- THE PROBLEM: From the entries below, pull out each line where "Euler" appears.

- EXERCISE MATERIAL:

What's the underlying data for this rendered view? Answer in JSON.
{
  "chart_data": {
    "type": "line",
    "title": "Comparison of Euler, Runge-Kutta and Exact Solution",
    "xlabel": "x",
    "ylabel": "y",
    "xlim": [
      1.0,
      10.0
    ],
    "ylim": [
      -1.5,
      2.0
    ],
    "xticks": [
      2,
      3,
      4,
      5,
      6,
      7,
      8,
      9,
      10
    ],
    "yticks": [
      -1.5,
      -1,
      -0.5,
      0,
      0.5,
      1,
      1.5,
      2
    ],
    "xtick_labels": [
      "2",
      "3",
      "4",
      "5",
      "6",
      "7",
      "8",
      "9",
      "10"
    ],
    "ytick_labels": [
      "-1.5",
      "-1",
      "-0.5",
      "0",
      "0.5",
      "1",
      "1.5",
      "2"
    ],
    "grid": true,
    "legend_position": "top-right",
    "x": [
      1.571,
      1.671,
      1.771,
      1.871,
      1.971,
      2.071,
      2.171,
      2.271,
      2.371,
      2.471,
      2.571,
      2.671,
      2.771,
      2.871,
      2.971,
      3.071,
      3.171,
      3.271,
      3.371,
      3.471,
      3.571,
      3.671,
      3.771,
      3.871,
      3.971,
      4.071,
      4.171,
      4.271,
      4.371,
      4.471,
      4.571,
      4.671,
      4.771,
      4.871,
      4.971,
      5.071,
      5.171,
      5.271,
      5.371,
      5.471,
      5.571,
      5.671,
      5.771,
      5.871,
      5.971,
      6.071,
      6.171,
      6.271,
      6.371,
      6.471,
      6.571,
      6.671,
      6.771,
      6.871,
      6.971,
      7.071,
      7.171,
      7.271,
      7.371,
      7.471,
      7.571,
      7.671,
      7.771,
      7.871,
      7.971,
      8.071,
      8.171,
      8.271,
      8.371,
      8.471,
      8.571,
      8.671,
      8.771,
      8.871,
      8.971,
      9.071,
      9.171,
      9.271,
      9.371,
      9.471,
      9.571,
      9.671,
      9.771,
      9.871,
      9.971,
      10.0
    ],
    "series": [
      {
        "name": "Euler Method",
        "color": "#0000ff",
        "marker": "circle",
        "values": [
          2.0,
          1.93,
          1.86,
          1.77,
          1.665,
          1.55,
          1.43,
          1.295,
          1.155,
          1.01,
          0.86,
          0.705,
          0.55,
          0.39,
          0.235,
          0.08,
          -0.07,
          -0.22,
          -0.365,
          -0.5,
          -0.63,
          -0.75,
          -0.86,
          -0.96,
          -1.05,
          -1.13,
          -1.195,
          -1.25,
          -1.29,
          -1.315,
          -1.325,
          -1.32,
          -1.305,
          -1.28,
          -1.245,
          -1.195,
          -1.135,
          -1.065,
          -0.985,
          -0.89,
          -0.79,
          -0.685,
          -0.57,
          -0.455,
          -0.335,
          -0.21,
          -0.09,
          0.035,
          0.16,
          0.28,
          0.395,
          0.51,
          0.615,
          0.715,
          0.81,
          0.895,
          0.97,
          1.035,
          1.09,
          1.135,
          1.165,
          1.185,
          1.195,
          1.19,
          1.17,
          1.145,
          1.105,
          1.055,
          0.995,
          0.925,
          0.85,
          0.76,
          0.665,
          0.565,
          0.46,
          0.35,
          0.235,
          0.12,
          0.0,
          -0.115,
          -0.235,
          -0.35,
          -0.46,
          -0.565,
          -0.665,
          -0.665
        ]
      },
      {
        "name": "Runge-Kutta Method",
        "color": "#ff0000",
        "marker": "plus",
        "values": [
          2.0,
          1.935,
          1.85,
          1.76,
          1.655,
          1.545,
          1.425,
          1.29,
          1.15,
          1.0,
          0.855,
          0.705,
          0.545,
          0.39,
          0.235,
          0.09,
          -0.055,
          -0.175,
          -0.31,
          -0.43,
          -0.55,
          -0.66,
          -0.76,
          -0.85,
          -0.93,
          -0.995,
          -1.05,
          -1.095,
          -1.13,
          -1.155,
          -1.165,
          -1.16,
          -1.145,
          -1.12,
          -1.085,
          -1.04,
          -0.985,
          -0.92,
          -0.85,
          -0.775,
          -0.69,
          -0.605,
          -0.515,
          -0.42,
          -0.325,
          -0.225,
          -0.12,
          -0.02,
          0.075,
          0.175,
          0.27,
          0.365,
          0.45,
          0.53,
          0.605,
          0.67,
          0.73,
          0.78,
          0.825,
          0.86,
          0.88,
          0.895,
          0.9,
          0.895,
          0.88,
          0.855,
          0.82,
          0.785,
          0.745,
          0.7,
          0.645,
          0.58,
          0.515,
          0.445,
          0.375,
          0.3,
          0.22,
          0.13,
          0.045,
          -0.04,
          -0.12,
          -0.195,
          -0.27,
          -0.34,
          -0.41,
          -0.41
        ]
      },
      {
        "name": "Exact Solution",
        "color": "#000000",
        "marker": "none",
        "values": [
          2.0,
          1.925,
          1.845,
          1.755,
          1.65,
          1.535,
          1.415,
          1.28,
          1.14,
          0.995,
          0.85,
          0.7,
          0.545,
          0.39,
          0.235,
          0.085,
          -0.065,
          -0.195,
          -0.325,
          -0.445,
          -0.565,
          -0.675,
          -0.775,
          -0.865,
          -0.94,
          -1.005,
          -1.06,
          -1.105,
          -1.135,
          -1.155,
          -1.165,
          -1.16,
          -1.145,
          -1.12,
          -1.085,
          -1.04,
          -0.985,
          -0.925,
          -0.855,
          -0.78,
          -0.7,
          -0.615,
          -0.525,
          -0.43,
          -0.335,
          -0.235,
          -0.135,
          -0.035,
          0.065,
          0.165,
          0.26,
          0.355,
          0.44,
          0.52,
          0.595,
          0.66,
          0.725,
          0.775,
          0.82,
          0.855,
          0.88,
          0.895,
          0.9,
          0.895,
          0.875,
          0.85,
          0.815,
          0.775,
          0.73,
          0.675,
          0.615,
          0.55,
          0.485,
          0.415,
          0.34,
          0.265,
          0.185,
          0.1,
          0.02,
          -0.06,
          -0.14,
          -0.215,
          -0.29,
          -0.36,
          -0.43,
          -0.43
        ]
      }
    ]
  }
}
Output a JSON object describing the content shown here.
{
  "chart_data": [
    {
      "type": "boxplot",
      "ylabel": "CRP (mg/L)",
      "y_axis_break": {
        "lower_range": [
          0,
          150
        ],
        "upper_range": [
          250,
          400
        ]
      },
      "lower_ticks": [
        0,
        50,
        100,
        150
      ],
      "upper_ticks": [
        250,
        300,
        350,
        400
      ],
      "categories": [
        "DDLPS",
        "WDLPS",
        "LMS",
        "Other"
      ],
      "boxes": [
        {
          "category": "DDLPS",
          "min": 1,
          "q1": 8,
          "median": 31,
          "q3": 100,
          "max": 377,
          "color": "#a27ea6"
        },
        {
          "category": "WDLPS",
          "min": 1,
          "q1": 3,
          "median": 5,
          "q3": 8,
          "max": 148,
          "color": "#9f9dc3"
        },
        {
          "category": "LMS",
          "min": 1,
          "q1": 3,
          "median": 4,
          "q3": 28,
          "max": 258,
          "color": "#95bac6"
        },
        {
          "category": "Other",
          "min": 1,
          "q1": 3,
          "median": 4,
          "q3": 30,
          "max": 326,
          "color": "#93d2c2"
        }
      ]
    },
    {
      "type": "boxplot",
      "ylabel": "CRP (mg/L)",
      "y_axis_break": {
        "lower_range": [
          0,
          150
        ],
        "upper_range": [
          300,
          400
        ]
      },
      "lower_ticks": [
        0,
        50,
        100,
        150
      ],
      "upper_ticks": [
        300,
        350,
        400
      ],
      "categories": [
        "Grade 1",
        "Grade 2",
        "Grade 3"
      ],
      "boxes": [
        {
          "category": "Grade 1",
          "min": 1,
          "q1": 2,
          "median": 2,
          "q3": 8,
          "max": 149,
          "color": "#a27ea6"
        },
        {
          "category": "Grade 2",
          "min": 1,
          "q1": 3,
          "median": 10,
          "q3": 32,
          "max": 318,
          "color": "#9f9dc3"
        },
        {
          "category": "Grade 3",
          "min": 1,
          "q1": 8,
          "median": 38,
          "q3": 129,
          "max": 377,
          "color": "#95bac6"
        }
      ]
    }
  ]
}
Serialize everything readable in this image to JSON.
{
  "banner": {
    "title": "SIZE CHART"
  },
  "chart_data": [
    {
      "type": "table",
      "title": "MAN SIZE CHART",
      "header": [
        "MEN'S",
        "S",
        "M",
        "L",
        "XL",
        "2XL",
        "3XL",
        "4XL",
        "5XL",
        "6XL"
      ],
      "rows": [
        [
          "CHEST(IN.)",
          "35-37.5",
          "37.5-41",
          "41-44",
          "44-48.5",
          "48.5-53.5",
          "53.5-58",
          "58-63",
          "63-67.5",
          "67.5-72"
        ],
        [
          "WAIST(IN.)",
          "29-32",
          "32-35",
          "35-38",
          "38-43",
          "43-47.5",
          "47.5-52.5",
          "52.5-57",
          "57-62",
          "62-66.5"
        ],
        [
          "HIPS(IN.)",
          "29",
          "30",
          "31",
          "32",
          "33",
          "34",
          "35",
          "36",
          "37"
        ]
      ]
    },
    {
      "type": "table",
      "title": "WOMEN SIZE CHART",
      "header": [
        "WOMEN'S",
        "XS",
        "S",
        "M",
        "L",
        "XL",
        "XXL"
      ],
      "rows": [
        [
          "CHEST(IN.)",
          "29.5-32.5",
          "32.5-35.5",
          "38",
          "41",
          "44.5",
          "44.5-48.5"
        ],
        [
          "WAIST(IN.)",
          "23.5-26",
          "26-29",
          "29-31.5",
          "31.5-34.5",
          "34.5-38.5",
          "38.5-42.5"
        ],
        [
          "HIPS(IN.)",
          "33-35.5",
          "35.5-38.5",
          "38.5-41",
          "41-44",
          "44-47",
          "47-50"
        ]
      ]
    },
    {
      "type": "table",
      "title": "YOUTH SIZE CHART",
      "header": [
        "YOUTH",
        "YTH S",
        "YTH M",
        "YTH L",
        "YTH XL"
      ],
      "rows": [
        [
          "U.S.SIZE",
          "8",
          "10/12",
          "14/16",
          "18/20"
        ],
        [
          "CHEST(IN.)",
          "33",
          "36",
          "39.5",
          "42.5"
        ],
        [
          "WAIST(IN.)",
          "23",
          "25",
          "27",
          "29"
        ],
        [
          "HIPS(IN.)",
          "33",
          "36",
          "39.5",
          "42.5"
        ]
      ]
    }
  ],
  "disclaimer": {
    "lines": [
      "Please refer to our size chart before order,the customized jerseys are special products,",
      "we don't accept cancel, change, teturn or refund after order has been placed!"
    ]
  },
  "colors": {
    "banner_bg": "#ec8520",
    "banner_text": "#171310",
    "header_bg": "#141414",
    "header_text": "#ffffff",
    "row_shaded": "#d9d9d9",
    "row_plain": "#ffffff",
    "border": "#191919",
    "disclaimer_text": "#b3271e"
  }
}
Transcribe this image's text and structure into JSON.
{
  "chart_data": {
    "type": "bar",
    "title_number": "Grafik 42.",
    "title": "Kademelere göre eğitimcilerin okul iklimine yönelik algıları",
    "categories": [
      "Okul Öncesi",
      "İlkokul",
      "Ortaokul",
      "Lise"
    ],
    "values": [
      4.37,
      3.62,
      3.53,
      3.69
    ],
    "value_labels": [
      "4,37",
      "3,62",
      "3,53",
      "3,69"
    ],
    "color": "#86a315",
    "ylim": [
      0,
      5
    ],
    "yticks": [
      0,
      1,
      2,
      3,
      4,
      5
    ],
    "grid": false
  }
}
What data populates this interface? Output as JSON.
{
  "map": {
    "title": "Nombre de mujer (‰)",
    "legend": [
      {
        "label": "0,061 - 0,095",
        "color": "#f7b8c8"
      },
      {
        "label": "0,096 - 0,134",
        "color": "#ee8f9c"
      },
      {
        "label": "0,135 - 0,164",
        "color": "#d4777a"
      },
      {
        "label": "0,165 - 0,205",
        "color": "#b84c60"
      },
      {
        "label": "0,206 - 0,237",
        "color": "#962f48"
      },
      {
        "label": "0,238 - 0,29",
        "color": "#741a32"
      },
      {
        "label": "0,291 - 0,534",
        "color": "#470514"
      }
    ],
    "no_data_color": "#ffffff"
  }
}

- FINAL ANSWER:
    "title": "Comparison of Euler, Runge-Kutta and Exact Solution",
        "name": "Euler Method",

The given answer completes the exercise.